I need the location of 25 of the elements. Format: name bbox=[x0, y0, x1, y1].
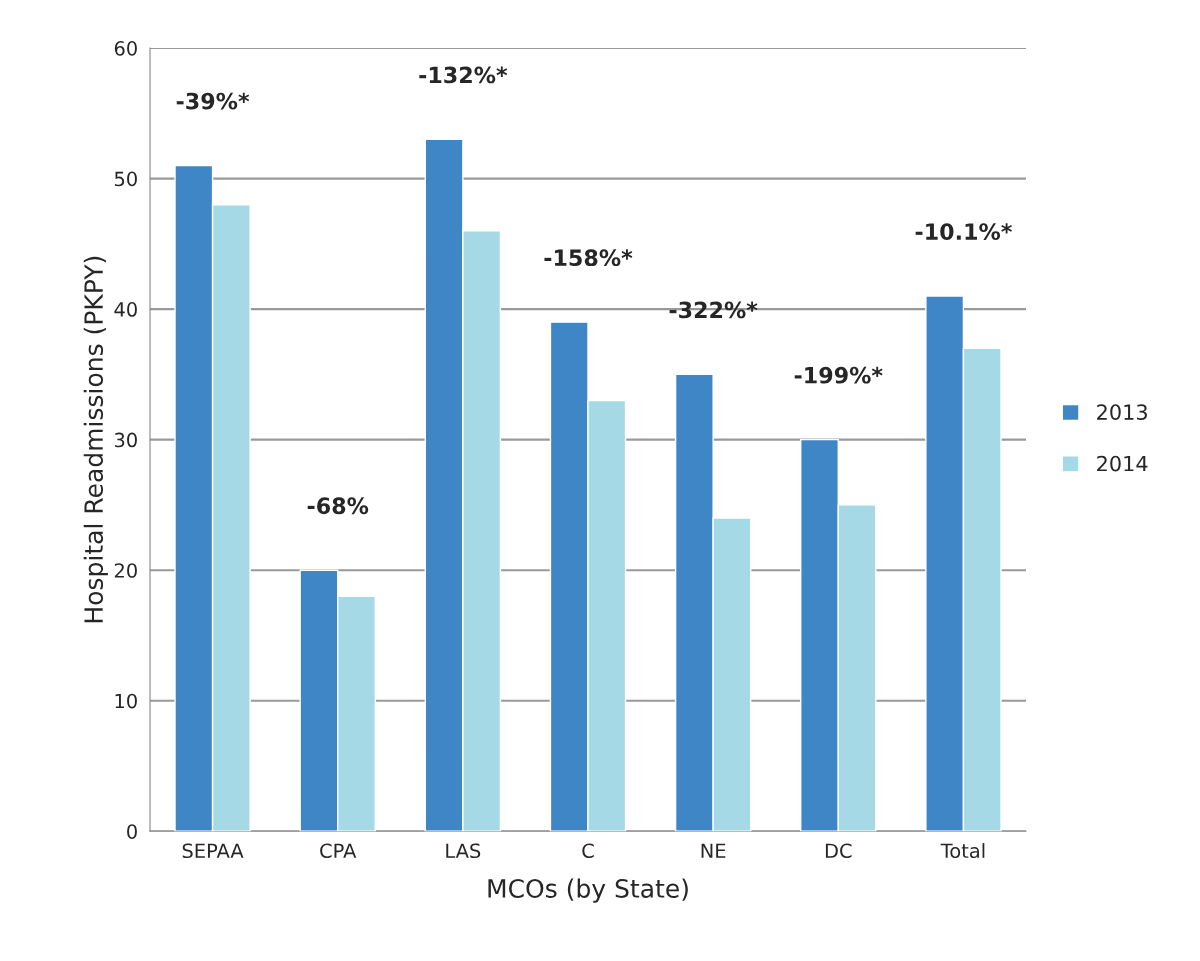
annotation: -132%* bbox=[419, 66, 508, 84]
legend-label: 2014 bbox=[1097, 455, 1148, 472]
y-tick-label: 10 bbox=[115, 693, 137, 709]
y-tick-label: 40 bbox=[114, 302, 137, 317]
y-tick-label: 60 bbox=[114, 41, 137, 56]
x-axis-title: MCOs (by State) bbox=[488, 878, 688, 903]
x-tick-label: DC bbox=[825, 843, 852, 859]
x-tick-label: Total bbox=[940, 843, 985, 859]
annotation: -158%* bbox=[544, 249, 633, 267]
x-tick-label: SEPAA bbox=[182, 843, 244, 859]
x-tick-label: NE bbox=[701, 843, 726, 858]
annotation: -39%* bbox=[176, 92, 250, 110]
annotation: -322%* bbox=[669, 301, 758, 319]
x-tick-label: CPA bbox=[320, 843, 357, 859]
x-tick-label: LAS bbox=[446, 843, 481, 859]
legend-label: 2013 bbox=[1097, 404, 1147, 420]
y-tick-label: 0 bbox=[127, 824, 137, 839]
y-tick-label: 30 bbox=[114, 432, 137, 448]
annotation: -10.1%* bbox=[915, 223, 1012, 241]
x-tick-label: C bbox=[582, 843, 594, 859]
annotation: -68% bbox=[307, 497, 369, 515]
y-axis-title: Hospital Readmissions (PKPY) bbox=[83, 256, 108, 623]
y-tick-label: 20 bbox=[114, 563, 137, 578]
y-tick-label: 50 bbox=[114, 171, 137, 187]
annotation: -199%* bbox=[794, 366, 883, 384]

...

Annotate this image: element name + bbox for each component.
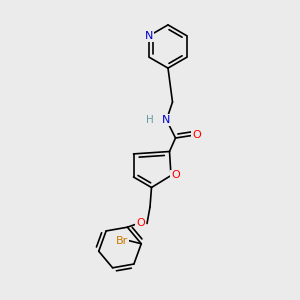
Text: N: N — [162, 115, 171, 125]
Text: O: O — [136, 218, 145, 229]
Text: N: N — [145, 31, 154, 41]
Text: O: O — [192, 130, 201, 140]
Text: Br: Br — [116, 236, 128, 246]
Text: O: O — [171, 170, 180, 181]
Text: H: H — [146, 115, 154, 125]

* * *

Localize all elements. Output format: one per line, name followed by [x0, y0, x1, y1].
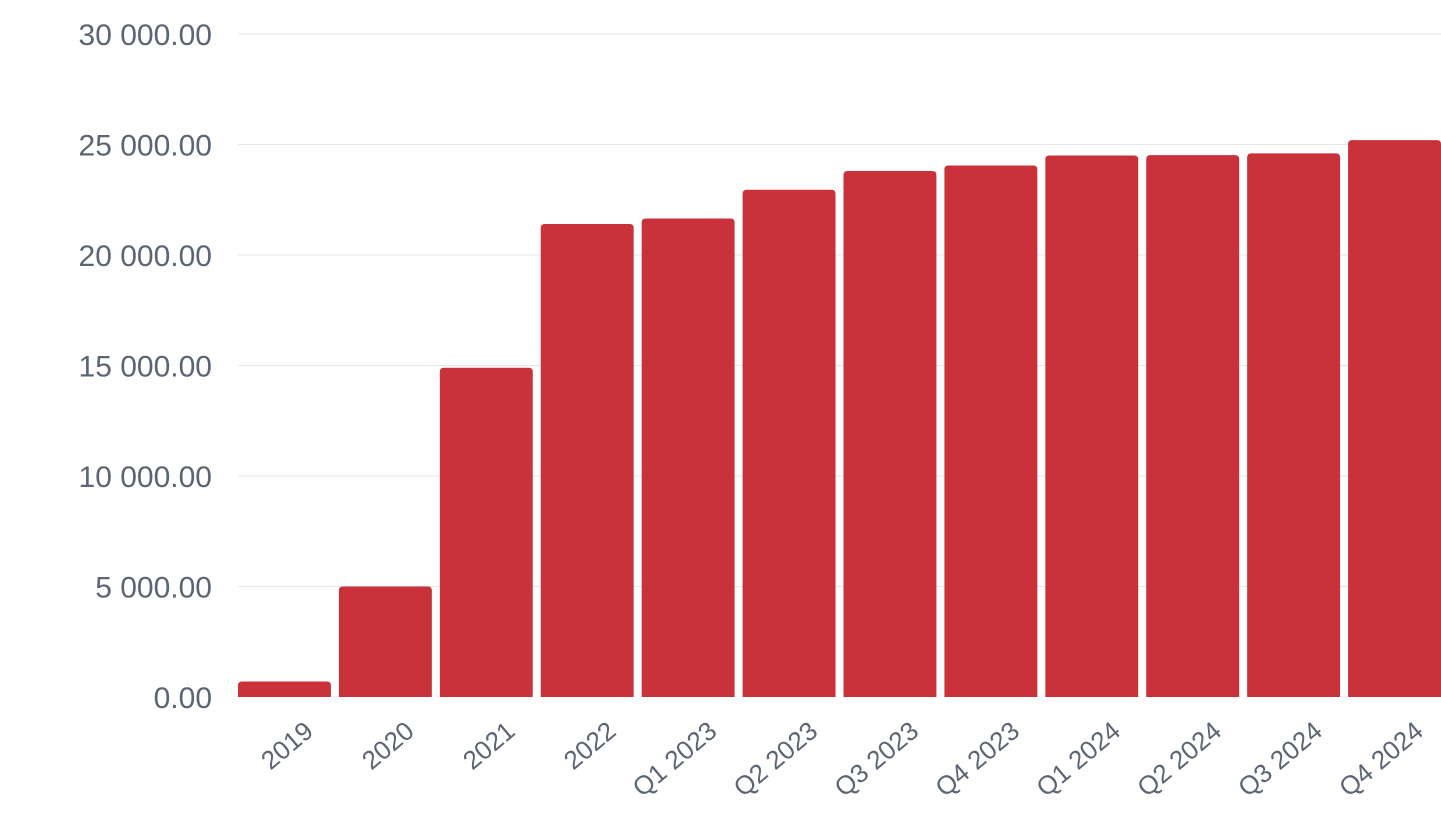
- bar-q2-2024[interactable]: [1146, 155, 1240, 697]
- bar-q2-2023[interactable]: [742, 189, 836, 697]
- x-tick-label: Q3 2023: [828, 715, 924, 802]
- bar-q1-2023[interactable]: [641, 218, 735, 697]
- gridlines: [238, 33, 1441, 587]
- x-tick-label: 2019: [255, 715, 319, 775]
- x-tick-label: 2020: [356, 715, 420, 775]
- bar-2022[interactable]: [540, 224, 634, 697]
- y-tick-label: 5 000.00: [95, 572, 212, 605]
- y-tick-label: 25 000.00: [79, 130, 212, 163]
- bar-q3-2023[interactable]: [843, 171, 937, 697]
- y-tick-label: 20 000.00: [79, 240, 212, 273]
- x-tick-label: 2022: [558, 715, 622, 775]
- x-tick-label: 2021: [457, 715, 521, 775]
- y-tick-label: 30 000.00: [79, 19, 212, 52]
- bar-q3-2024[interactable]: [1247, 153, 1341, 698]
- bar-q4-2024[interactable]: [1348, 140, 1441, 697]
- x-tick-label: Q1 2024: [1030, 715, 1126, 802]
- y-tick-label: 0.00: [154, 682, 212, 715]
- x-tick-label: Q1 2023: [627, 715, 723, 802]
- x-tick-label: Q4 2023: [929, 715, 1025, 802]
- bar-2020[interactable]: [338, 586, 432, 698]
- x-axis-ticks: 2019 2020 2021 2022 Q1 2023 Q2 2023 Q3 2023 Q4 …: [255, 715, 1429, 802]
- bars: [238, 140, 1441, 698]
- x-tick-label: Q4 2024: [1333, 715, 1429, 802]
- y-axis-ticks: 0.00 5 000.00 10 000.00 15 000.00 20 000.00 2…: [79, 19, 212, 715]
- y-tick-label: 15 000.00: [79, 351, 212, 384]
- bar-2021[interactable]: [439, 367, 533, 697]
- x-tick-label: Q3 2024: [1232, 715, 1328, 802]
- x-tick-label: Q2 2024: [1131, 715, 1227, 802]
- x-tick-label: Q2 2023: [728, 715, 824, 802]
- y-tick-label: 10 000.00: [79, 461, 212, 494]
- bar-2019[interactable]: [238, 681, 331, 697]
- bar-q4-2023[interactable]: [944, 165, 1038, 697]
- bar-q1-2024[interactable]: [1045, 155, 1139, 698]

:: YOUR GOAL ::
Swap "interactable" for "clickable" in the records from the line with "Localize all elements." up to and including the line with "- bar-q3-2023[interactable]: [843, 171, 937, 697]", leaving everything else unchanged. Give only those lines and omit the picture.

:: SOLUTION TO THE PROBLEM ::
Localize all elements. Output format: one per line, name followed by [x0, y0, x1, y1].
- bar-q2-2024[clickable]: [1146, 155, 1240, 697]
- bar-q2-2023[clickable]: [742, 189, 836, 697]
- x-tick-label: Q3 2023: [828, 715, 924, 802]
- bar-q1-2023[clickable]: [641, 218, 735, 697]
- gridlines: [238, 33, 1441, 587]
- x-tick-label: 2019: [255, 715, 319, 775]
- x-tick-label: 2020: [356, 715, 420, 775]
- bar-2022[clickable]: [540, 224, 634, 697]
- y-tick-label: 5 000.00: [95, 572, 212, 605]
- y-tick-label: 25 000.00: [79, 130, 212, 163]
- bar-q3-2023[clickable]: [843, 171, 937, 697]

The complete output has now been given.